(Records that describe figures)
## START

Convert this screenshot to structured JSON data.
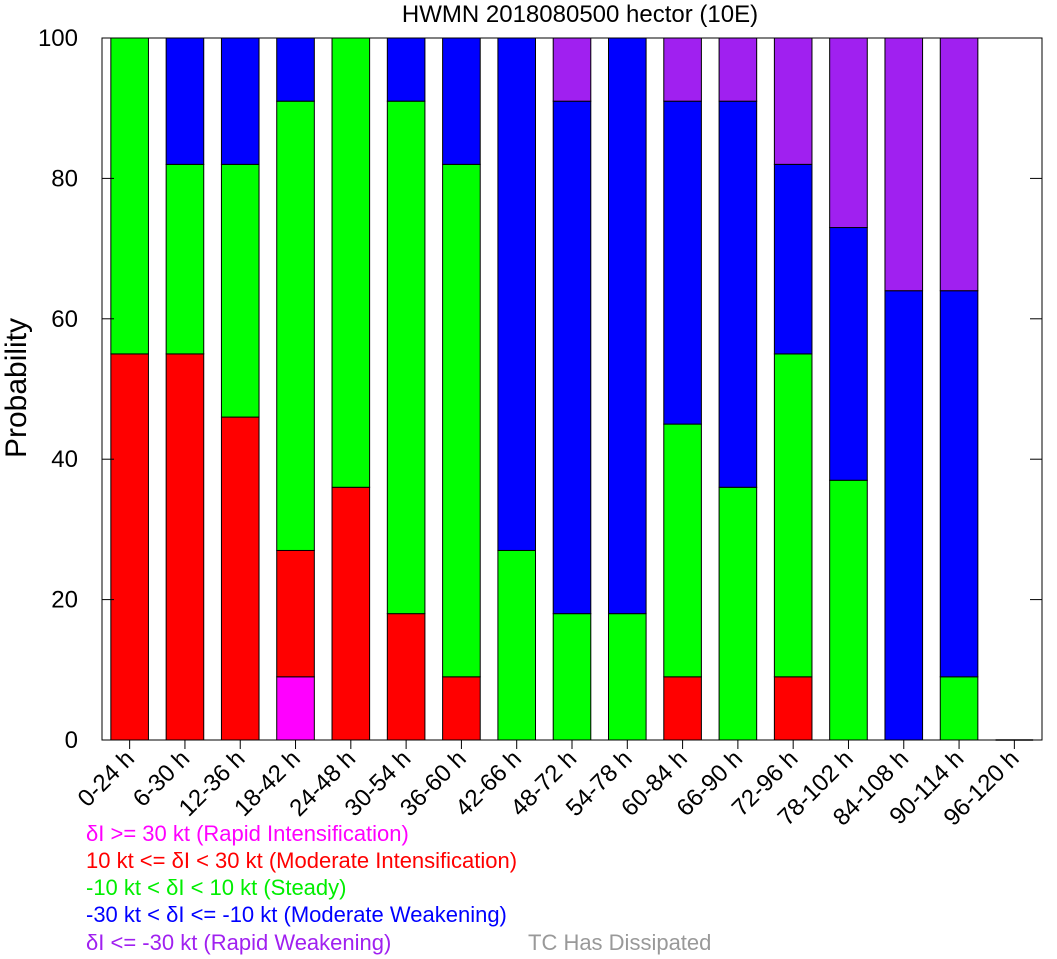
{
  "chart_data": {
    "type": "bar",
    "stacked": true,
    "title": "HWMN 2018080500 hector (10E)",
    "ylabel": "Probability",
    "xlabel": "",
    "ylim": [
      0,
      100
    ],
    "yticks": [
      0,
      20,
      40,
      60,
      80,
      100
    ],
    "grid": false,
    "categories": [
      "0-24 h",
      "6-30 h",
      "12-36 h",
      "18-42 h",
      "24-48 h",
      "30-54 h",
      "36-60 h",
      "42-66 h",
      "48-72 h",
      "54-78 h",
      "60-84 h",
      "66-90 h",
      "72-96 h",
      "78-102 h",
      "84-108 h",
      "90-114 h",
      "96-120 h"
    ],
    "series": [
      {
        "name": "δI >= 30 kt (Rapid Intensification)",
        "color": "#ff00ff",
        "values": [
          0,
          0,
          0,
          9,
          0,
          0,
          0,
          0,
          0,
          0,
          0,
          0,
          0,
          0,
          0,
          0,
          0
        ]
      },
      {
        "name": "10 kt <= δI < 30 kt (Moderate Intensification)",
        "color": "#ff0000",
        "values": [
          55,
          55,
          46,
          18,
          36,
          18,
          9,
          0,
          0,
          0,
          9,
          0,
          9,
          0,
          0,
          0,
          0
        ]
      },
      {
        "name": "-10 kt < δI < 10 kt (Steady)",
        "color": "#00ff00",
        "values": [
          45,
          27,
          36,
          64,
          64,
          73,
          73,
          27,
          18,
          18,
          36,
          36,
          46,
          37,
          0,
          9,
          0
        ]
      },
      {
        "name": "-30 kt < δI <= -10 kt (Moderate Weakening)",
        "color": "#0000ff",
        "values": [
          0,
          18,
          18,
          9,
          0,
          9,
          18,
          73,
          73,
          82,
          46,
          55,
          27,
          36,
          64,
          55,
          0
        ]
      },
      {
        "name": "δI <= -30 kt (Rapid Weakening)",
        "color": "#a020f0",
        "values": [
          0,
          0,
          0,
          0,
          0,
          0,
          0,
          0,
          9,
          0,
          9,
          9,
          18,
          27,
          36,
          36,
          0
        ]
      }
    ],
    "legend_placement": "bottom-left",
    "legend": [
      {
        "label": "δI >= 30 kt (Rapid Intensification)",
        "color": "#ff00ff"
      },
      {
        "label": "10 kt <= δI < 30 kt (Moderate Intensification)",
        "color": "#ff0000"
      },
      {
        "label": "-10 kt < δI < 10 kt (Steady)",
        "color": "#00ff00"
      },
      {
        "label": "-30 kt < δI <= -10 kt (Moderate Weakening)",
        "color": "#0000ff"
      },
      {
        "label": "δI <= -30 kt (Rapid Weakening)",
        "color": "#a020f0"
      }
    ],
    "note": {
      "label": "TC Has Dissipated",
      "color": "#999999"
    }
  }
}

## END

• Directive: Extract every line of the data exactly; pictures stay out.

• Exercise answer:
Convert this screenshot to structured JSON data.
{
  "chart_data": {
    "type": "bar",
    "stacked": true,
    "title": "HWMN 2018080500 hector (10E)",
    "ylabel": "Probability",
    "xlabel": "",
    "ylim": [
      0,
      100
    ],
    "yticks": [
      0,
      20,
      40,
      60,
      80,
      100
    ],
    "grid": false,
    "categories": [
      "0-24 h",
      "6-30 h",
      "12-36 h",
      "18-42 h",
      "24-48 h",
      "30-54 h",
      "36-60 h",
      "42-66 h",
      "48-72 h",
      "54-78 h",
      "60-84 h",
      "66-90 h",
      "72-96 h",
      "78-102 h",
      "84-108 h",
      "90-114 h",
      "96-120 h"
    ],
    "series": [
      {
        "name": "δI >= 30 kt (Rapid Intensification)",
        "color": "#ff00ff",
        "values": [
          0,
          0,
          0,
          9,
          0,
          0,
          0,
          0,
          0,
          0,
          0,
          0,
          0,
          0,
          0,
          0,
          0
        ]
      },
      {
        "name": "10 kt <= δI < 30 kt (Moderate Intensification)",
        "color": "#ff0000",
        "values": [
          55,
          55,
          46,
          18,
          36,
          18,
          9,
          0,
          0,
          0,
          9,
          0,
          9,
          0,
          0,
          0,
          0
        ]
      },
      {
        "name": "-10 kt < δI < 10 kt (Steady)",
        "color": "#00ff00",
        "values": [
          45,
          27,
          36,
          64,
          64,
          73,
          73,
          27,
          18,
          18,
          36,
          36,
          46,
          37,
          0,
          9,
          0
        ]
      },
      {
        "name": "-30 kt < δI <= -10 kt (Moderate Weakening)",
        "color": "#0000ff",
        "values": [
          0,
          18,
          18,
          9,
          0,
          9,
          18,
          73,
          73,
          82,
          46,
          55,
          27,
          36,
          64,
          55,
          0
        ]
      },
      {
        "name": "δI <= -30 kt (Rapid Weakening)",
        "color": "#a020f0",
        "values": [
          0,
          0,
          0,
          0,
          0,
          0,
          0,
          0,
          9,
          0,
          9,
          9,
          18,
          27,
          36,
          36,
          0
        ]
      }
    ],
    "legend_placement": "bottom-left",
    "legend": [
      {
        "label": "δI >= 30 kt (Rapid Intensification)",
        "color": "#ff00ff"
      },
      {
        "label": "10 kt <= δI < 30 kt (Moderate Intensification)",
        "color": "#ff0000"
      },
      {
        "label": "-10 kt < δI < 10 kt (Steady)",
        "color": "#00ff00"
      },
      {
        "label": "-30 kt < δI <= -10 kt (Moderate Weakening)",
        "color": "#0000ff"
      },
      {
        "label": "δI <= -30 kt (Rapid Weakening)",
        "color": "#a020f0"
      }
    ],
    "note": {
      "label": "TC Has Dissipated",
      "color": "#999999"
    }
  }
}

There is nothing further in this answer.